* Exercise details *
List all lines of the data that include the string "title".

* Exercise inputs *
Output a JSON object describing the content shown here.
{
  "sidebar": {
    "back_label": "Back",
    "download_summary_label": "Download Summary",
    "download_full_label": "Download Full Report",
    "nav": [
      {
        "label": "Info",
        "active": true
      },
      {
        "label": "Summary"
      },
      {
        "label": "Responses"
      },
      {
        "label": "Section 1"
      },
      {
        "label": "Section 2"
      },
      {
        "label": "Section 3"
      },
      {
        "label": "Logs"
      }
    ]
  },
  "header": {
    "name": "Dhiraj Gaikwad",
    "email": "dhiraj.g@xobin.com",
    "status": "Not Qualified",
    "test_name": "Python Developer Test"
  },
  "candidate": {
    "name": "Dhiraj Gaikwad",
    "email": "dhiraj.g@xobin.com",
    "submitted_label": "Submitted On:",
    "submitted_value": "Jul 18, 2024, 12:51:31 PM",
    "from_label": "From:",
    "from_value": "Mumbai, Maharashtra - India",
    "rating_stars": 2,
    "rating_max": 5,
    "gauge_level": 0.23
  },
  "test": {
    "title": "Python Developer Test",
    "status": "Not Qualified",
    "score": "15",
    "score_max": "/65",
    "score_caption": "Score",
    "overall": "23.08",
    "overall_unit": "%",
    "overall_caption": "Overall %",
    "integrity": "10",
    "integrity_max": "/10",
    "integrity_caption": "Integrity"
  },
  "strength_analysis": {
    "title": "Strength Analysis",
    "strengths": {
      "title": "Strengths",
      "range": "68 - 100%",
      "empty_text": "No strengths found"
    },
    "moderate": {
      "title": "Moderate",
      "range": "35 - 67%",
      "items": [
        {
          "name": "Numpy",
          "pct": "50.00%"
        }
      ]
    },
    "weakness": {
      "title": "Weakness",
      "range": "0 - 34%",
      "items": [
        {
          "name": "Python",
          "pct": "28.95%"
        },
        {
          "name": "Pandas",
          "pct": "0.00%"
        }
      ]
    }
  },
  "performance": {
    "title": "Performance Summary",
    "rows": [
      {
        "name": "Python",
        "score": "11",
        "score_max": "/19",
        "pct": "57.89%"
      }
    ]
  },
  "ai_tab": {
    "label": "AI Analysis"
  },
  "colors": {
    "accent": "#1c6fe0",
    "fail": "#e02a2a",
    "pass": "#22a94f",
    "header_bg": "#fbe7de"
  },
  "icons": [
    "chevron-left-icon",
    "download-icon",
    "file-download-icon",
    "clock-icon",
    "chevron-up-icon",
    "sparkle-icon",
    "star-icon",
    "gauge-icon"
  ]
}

* Expected answer *
    "title": "Python Developer Test",
    "title": "Strength Analysis",
      "title": "Strengths",
      "title": "Moderate",
      "title": "Weakness",
    "title": "Performance Summary",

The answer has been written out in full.